PROBLEMS:
A: Summarize the monopsony article in two sentences.
B: Please output the stretch of the monopsony article from "There are many" through "suitable outside options.".

--- Start of TEXT SECTION ---

Tuesday, July 14, 2020

Equitable Growth: understanding-the-importance-of-monopsony-power-in-the-u-s-labor-market

Definition of Monopsony:
monopsony occurs when a firm has market power in employing factors of production (e.g. labour). A monopsony means there is one buyer and many sellers. It often refers to a monopsony employer – who has market power in hiring workers. This is a similar concept to monopoly where there is one seller and many buyers.  

https://equitablegrowth.org/understanding-the-importance-of-monopsony-power-in-the-u-s-labor-market/

There are many obstacles in finding a job in the United States. Some of these obstacles are socially constructed, such as more household responsibilities shouldered by women compared to men. Other obstacles are the result of a long discriminatory past, especially the immense inequality in household wealth between racial and ethnic groups. These obstacles inhibit workers from moving freely between jobs and thus give employers monopsony power—the power to push down wages when workers have few suitable outside options. 

Because these obstacles more commonly confront women and non-White workers, employers have more power over such workers, which means employers can push their wages down more compared to White men workers. In a new working paper, we demonstrate how these racialized and gendered wealth disparities reinforce discriminatory pay penalties by examining how workers search for jobs. We find that institutional support for worker power—in the form of greater protections for collective action and a more pro-worker National Labor Relations Board that facilitates organizing through overseeing union elections and hearing unfair labor practice charges—can limit the ability of employers to exploit workers based on their gender or race and ethnic backgrounds.

But first, let's look at the corollary history of racial and gender wage gaps, which have been remarkably persistent. The gender wage divide converged somewhat in the 1970s and 1980s, but since the early 1990s, those gains have stalled. As of 2018, White women only earn around 79 percent of equivalent White men. And since at least the 1980s, the wage gap has widened between equivalent Black and White workers. 

Furthermore, evidence suggests that wage disparities faced by Black women workers and Latinx women workers is greater than the sum of their racial-ethnic and gender components. These disparities demonstrate the existence of intersectional wage gaps.

--- End of TEXT SECTION ---
--- Start of DATA LINES ---

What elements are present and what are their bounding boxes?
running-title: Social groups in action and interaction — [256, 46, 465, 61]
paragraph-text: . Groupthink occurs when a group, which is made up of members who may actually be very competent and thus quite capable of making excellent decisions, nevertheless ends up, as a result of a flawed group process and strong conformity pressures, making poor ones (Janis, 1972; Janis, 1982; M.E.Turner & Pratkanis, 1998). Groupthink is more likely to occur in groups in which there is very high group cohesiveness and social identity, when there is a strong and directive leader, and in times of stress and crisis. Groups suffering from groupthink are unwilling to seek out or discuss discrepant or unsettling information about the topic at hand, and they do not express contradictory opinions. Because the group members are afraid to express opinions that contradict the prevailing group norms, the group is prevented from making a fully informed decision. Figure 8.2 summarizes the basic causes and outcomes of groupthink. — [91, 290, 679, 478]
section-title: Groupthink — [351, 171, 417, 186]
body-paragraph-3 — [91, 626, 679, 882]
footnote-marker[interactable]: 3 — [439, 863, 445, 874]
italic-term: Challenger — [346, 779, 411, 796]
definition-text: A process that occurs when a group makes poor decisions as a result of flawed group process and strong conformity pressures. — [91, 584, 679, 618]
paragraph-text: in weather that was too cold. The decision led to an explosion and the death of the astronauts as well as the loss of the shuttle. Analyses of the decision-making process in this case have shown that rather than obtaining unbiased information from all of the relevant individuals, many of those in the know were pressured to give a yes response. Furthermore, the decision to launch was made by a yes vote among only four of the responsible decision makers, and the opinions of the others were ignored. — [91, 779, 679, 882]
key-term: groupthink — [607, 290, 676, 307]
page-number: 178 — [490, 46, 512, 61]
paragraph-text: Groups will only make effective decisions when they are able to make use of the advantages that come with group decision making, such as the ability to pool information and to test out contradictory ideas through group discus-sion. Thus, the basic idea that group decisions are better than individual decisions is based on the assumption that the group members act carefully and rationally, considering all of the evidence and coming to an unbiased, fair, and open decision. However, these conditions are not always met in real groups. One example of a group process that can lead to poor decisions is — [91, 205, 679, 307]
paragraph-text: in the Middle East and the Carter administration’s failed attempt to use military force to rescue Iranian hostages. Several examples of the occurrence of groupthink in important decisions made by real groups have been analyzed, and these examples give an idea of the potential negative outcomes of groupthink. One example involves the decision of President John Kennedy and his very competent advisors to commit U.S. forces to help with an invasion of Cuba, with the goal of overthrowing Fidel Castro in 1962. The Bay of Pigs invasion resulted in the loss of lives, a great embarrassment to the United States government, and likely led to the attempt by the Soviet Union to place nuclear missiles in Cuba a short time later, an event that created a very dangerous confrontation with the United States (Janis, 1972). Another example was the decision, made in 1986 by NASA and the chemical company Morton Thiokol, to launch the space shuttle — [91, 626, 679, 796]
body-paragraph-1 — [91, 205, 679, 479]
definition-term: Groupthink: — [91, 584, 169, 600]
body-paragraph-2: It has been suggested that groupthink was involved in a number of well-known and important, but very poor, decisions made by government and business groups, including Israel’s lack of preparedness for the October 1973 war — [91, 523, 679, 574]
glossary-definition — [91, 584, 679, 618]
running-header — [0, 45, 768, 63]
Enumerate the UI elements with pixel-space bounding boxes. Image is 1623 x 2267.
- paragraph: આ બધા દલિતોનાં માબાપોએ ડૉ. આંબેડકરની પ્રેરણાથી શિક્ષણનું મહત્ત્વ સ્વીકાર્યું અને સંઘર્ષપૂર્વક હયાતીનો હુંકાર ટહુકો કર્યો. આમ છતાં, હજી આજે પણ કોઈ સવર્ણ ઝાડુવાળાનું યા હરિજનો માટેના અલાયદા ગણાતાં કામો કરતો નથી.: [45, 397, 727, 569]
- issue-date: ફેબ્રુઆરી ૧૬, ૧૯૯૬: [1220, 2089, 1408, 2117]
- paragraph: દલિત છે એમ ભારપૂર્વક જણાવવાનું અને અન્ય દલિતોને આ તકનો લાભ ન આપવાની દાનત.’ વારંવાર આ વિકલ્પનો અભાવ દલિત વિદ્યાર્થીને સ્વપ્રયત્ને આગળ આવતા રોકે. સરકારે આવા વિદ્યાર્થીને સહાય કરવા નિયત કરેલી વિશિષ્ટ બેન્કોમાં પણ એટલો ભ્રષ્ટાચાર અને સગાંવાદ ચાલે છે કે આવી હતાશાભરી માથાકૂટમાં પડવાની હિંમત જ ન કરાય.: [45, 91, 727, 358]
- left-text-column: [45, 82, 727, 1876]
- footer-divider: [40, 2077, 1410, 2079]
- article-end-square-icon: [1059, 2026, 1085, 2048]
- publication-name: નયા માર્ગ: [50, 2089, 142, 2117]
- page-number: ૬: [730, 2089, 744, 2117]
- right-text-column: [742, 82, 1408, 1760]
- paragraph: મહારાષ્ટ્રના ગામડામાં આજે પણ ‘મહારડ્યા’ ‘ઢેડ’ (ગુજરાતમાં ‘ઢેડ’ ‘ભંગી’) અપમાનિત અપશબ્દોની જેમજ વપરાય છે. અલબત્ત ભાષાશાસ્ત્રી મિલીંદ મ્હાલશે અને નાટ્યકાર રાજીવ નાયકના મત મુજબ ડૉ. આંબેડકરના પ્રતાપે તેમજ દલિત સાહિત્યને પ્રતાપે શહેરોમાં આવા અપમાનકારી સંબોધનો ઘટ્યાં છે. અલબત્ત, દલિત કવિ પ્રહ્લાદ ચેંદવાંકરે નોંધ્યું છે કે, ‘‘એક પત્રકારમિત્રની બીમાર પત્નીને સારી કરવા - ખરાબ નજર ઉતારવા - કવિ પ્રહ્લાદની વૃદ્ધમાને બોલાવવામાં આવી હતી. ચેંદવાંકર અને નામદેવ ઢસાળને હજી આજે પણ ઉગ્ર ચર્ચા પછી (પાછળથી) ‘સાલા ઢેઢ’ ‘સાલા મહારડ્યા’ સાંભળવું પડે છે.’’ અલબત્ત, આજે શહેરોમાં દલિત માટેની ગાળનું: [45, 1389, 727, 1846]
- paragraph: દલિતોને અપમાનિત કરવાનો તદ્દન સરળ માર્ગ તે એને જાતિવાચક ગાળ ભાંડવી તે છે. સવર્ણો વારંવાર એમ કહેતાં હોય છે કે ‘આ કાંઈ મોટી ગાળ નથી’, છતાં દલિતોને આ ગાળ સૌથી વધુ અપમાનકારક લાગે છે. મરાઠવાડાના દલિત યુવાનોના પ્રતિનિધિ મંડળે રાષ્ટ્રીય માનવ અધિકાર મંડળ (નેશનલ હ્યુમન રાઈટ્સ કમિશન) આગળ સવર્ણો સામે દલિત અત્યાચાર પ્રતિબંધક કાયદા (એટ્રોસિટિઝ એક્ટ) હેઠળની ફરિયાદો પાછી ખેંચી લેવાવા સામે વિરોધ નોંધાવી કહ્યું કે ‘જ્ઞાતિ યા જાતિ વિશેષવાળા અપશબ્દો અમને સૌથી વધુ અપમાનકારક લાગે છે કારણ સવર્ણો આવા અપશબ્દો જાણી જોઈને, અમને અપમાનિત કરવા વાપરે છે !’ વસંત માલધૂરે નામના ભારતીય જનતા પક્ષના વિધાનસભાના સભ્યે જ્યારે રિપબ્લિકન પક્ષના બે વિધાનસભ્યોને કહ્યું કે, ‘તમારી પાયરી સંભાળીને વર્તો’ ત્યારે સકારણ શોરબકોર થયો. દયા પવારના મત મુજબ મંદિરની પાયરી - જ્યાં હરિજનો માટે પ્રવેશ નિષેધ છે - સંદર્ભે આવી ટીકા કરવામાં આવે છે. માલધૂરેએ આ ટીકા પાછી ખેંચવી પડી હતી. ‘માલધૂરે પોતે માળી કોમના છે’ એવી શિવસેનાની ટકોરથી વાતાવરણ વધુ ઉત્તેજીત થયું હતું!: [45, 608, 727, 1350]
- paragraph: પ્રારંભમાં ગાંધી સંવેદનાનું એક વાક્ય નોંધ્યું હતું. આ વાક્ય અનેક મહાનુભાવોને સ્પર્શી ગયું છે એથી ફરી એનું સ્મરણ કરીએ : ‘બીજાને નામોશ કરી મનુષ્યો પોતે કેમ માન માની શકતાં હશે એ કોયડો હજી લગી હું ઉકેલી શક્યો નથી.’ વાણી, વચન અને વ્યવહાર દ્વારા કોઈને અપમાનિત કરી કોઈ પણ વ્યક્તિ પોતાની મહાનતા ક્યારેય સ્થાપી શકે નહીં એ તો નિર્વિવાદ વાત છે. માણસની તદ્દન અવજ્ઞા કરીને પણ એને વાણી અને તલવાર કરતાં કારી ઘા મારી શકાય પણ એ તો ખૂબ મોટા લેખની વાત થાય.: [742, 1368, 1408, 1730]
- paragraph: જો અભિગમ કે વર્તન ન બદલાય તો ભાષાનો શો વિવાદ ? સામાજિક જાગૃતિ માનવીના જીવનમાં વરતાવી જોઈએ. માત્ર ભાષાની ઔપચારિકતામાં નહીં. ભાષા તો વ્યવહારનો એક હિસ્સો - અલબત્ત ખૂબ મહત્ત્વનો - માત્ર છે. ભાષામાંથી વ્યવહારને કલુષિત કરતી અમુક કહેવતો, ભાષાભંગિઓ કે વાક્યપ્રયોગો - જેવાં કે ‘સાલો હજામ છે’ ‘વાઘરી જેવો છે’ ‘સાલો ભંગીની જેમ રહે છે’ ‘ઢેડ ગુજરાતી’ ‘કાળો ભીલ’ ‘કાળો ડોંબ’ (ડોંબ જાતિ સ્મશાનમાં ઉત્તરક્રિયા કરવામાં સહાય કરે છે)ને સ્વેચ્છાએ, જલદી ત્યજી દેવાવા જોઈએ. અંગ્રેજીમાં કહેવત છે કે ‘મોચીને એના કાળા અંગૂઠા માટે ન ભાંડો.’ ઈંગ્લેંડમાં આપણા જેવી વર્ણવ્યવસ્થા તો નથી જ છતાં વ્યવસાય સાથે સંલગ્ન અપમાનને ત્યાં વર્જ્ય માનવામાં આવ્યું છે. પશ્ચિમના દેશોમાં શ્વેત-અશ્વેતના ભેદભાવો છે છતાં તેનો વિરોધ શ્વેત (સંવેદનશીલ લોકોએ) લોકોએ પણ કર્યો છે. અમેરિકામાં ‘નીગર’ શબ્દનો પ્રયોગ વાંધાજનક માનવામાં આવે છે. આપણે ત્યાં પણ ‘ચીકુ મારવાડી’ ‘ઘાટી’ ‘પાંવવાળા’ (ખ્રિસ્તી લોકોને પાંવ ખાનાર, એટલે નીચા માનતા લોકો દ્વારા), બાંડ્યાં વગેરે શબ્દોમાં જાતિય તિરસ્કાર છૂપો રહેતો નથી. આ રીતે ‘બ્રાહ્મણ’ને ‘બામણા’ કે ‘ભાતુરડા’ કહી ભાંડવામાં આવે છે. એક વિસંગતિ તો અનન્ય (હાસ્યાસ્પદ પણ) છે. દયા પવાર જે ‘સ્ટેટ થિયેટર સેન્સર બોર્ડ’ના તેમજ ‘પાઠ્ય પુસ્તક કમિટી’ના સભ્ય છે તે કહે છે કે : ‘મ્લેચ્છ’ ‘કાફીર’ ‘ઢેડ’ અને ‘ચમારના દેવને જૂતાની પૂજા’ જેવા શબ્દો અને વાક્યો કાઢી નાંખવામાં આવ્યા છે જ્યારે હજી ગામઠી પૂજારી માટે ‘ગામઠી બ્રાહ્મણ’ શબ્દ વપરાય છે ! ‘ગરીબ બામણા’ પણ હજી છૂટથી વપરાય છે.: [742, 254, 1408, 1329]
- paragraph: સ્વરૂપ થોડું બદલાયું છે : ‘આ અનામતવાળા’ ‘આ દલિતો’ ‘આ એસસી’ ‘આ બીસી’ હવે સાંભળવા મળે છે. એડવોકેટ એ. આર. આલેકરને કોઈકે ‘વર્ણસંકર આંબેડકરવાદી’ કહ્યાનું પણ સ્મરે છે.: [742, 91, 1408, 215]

--- End of DATA LINES ---

EXERCISE RESPONSES:
A: Monopsony is market power in hiring workers, which lets employers push down wages when workers have few suitable outside options, and obstacles such as heavier household responsibilities and racial wealth inequality give employers more of this power over women and non-White workers. The authors find that institutional support for worker power can limit this exploitation, and they note that racial and gender wage gaps have been remarkably persistent, with intersectional gaps for Black and Latinx women.

B:
There are many obstacles in finding a job in the United States. Some of these obstacles are socially constructed, such as more household responsibilities shouldered by women compared to men. Other obstacles are the result of a long discriminatory past, especially the immense inequality in household wealth between racial and ethnic groups. These obstacles inhibit workers from moving freely between jobs and thus give employers monopsony power—the power to push down wages when workers have few suitable outside options.